## Instructions for the task:
Return each line of the material verbatim.

[Start of Data for the task]

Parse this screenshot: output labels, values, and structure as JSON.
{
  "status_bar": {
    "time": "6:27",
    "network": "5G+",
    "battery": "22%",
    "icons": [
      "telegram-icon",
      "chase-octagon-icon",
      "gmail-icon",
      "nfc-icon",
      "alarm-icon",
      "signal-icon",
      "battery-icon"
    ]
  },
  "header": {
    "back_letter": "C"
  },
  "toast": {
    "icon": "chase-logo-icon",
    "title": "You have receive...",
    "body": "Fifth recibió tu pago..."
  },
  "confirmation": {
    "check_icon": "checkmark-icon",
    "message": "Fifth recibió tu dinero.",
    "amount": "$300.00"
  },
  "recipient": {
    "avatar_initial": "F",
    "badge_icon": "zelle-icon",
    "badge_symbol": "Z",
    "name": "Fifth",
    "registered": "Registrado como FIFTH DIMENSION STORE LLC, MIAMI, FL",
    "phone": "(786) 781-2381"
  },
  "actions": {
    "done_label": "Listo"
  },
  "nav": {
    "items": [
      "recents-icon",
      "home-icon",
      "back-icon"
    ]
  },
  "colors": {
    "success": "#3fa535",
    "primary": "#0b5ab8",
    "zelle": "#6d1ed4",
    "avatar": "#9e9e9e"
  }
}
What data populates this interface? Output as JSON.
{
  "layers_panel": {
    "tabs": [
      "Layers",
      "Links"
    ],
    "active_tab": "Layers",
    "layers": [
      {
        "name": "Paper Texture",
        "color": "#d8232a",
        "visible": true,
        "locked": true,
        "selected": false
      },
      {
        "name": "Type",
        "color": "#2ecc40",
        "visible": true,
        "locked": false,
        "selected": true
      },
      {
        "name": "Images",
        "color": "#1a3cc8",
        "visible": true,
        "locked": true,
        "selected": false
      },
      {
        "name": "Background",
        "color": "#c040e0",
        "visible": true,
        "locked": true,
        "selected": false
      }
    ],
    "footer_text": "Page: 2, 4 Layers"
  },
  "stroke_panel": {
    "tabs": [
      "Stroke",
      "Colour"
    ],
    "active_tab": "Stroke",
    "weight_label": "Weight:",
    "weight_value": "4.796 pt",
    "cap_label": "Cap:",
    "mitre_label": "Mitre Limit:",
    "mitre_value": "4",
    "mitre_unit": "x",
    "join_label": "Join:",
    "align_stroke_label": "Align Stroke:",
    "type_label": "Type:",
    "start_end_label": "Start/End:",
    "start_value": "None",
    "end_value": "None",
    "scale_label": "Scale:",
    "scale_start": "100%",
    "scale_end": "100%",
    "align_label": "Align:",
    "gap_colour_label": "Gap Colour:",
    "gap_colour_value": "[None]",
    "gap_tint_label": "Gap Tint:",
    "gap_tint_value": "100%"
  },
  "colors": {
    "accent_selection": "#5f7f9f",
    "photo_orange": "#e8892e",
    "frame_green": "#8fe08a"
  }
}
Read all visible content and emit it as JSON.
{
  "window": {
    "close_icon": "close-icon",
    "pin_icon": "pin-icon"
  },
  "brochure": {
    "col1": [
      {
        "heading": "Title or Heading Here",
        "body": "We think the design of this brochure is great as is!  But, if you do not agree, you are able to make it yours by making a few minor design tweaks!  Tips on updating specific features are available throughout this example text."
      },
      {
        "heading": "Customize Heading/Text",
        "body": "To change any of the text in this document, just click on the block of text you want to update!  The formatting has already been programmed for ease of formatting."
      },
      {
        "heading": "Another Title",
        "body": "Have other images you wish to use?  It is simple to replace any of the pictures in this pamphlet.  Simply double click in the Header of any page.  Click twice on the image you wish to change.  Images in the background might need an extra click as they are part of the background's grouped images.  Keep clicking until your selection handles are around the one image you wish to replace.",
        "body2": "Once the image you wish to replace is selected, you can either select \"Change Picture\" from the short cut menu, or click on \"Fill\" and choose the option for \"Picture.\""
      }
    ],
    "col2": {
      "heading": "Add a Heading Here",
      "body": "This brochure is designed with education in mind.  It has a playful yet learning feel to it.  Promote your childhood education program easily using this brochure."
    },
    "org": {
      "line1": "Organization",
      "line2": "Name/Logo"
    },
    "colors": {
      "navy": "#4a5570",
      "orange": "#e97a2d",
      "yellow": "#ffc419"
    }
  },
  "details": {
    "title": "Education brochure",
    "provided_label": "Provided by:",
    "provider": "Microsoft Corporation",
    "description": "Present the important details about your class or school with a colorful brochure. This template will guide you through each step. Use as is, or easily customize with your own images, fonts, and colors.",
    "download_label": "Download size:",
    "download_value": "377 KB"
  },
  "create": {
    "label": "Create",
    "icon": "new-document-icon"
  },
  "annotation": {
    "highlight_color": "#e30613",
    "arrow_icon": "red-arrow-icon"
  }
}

[End of Data for the task]

## Complete output:
Parse this screenshot: output labels, values, and structure as JSON.
{
  "status_bar": {
    "time": "6:27",
    "network": "5G+",
    "battery": "22%",
    "icons": [
      "telegram-icon",
      "chase-octagon-icon",
      "gmail-icon",
      "nfc-icon",
      "alarm-icon",
      "signal-icon",
      "battery-icon"
    ]
  },
  "header": {
    "back_letter": "C"
  },
  "toast": {
    "icon": "chase-logo-icon",
    "title": "You have receive...",
    "body": "Fifth recibió tu pago..."
  },
  "confirmation": {
    "check_icon": "checkmark-icon",
    "message": "Fifth recibió tu dinero.",
    "amount": "$300.00"
  },
  "recipient": {
    "avatar_initial": "F",
    "badge_icon": "zelle-icon",
    "badge_symbol": "Z",
    "name": "Fifth",
    "registered": "Registrado como FIFTH DIMENSION STORE LLC, MIAMI, FL",
    "phone": "(786) 781-2381"
  },
  "actions": {
    "done_label": "Listo"
  },
  "nav": {
    "items": [
      "recents-icon",
      "home-icon",
      "back-icon"
    ]
  },
  "colors": {
    "success": "#3fa535",
    "primary": "#0b5ab8",
    "zelle": "#6d1ed4",
    "avatar": "#9e9e9e"
  }
}
What data populates this interface? Output as JSON.
{
  "layers_panel": {
    "tabs": [
      "Layers",
      "Links"
    ],
    "active_tab": "Layers",
    "layers": [
      {
        "name": "Paper Texture",
        "color": "#d8232a",
        "visible": true,
        "locked": true,
        "selected": false
      },
      {
        "name": "Type",
        "color": "#2ecc40",
        "visible": true,
        "locked": false,
        "selected": true
      },
      {
        "name": "Images",
        "color": "#1a3cc8",
        "visible": true,
        "locked": true,
        "selected": false
      },
      {
        "name": "Background",
        "color": "#c040e0",
        "visible": true,
        "locked": true,
        "selected": false
      }
    ],
    "footer_text": "Page: 2, 4 Layers"
  },
  "stroke_panel": {
    "tabs": [
      "Stroke",
      "Colour"
    ],
    "active_tab": "Stroke",
    "weight_label": "Weight:",
    "weight_value": "4.796 pt",
    "cap_label": "Cap:",
    "mitre_label": "Mitre Limit:",
    "mitre_value": "4",
    "mitre_unit": "x",
    "join_label": "Join:",
    "align_stroke_label": "Align Stroke:",
    "type_label": "Type:",
    "start_end_label": "Start/End:",
    "start_value": "None",
    "end_value": "None",
    "scale_label": "Scale:",
    "scale_start": "100%",
    "scale_end": "100%",
    "align_label": "Align:",
    "gap_colour_label": "Gap Colour:",
    "gap_colour_value": "[None]",
    "gap_tint_label": "Gap Tint:",
    "gap_tint_value": "100%"
  },
  "colors": {
    "accent_selection": "#5f7f9f",
    "photo_orange": "#e8892e",
    "frame_green": "#8fe08a"
  }
}
Read all visible content and emit it as JSON.
{
  "window": {
    "close_icon": "close-icon",
    "pin_icon": "pin-icon"
  },
  "brochure": {
    "col1": [
      {
        "heading": "Title or Heading Here",
        "body": "We think the design of this brochure is great as is!  But, if you do not agree, you are able to make it yours by making a few minor design tweaks!  Tips on updating specific features are available throughout this example text."
      },
      {
        "heading": "Customize Heading/Text",
        "body": "To change any of the text in this document, just click on the block of text you want to update!  The formatting has already been programmed for ease of formatting."
      },
      {
        "heading": "Another Title",
        "body": "Have other images you wish to use?  It is simple to replace any of the pictures in this pamphlet.  Simply double click in the Header of any page.  Click twice on the image you wish to change.  Images in the background might need an extra click as they are part of the background's grouped images.  Keep clicking until your selection handles are around the one image you wish to replace.",
        "body2": "Once the image you wish to replace is selected, you can either select \"Change Picture\" from the short cut menu, or click on \"Fill\" and choose the option for \"Picture.\""
      }
    ],
    "col2": {
      "heading": "Add a Heading Here",
      "body": "This brochure is designed with education in mind.  It has a playful yet learning feel to it.  Promote your childhood education program easily using this brochure."
    },
    "org": {
      "line1": "Organization",
      "line2": "Name/Logo"
    },
    "colors": {
      "navy": "#4a5570",
      "orange": "#e97a2d",
      "yellow": "#ffc419"
    }
  },
  "details": {
    "title": "Education brochure",
    "provided_label": "Provided by:",
    "provider": "Microsoft Corporation",
    "description": "Present the important details about your class or school with a colorful brochure. This template will guide you through each step. Use as is, or easily customize with your own images, fonts, and colors.",
    "download_label": "Download size:",
    "download_value": "377 KB"
  },
  "create": {
    "label": "Create",
    "icon": "new-document-icon"
  },
  "annotation": {
    "highlight_color": "#e30613",
    "arrow_icon": "red-arrow-icon"
  }
}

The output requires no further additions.